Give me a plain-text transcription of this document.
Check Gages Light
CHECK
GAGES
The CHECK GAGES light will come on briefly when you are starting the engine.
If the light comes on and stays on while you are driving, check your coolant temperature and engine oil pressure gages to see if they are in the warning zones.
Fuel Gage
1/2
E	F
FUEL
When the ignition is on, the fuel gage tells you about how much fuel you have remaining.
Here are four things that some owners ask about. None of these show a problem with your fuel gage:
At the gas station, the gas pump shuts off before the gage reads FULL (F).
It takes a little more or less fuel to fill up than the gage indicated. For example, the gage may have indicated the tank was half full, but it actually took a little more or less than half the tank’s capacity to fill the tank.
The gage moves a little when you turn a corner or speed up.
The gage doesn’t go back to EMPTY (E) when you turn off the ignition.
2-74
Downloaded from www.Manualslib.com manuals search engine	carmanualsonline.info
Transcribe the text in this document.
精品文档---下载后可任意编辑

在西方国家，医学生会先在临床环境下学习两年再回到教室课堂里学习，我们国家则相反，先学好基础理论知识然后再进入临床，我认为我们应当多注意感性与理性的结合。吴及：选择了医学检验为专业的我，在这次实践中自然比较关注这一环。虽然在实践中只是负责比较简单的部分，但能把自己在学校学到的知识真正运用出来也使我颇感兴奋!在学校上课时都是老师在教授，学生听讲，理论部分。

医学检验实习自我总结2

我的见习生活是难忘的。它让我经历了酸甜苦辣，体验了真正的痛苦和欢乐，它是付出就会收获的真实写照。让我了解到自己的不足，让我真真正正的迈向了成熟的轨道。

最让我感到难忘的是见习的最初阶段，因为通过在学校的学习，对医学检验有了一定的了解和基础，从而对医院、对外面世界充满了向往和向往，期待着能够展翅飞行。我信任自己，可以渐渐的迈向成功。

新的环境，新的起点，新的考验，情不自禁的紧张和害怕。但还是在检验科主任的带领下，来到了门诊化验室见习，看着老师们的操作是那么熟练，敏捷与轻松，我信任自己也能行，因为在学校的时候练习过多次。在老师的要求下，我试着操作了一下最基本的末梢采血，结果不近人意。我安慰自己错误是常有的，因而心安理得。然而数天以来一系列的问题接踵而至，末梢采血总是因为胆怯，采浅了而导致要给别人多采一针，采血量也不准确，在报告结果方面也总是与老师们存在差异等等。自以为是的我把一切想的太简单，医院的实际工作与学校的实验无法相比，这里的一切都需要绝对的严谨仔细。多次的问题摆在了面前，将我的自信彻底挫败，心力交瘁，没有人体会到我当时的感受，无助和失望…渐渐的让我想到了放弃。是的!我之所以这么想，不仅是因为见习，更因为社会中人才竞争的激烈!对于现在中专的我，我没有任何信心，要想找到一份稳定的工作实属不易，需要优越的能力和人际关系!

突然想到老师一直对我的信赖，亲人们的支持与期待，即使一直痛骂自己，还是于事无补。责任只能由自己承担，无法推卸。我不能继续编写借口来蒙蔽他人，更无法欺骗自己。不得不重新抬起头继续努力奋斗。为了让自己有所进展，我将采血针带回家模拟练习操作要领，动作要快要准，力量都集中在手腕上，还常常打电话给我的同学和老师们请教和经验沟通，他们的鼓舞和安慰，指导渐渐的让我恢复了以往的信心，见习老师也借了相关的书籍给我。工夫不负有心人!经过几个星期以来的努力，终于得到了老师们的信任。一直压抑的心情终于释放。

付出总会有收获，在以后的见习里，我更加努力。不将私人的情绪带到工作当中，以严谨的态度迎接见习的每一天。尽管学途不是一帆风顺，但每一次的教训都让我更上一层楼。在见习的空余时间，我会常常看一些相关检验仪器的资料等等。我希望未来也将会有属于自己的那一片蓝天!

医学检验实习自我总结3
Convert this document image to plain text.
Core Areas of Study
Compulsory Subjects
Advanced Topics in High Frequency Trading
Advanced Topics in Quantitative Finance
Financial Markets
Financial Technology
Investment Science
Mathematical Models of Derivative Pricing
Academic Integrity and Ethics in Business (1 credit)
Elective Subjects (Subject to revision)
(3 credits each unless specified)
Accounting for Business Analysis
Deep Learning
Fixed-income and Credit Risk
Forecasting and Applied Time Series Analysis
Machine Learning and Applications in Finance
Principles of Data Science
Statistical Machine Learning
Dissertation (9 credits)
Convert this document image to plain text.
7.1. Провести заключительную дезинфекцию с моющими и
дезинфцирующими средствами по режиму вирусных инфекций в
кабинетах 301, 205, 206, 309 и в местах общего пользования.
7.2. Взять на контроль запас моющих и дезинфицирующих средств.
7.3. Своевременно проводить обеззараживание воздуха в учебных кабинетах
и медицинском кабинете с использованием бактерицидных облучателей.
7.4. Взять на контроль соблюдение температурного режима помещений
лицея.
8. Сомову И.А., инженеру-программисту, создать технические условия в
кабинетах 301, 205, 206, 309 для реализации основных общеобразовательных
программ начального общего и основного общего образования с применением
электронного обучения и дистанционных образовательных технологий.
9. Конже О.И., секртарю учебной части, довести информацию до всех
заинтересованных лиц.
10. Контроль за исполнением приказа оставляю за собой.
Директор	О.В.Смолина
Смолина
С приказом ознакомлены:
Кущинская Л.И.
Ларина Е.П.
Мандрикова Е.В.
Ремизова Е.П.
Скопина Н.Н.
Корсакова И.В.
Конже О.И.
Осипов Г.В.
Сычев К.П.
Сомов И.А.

* Work to do:
What is the number of lines in the records that contain the word "Конже"? Answer with the number and nothing else.

* The reply:
2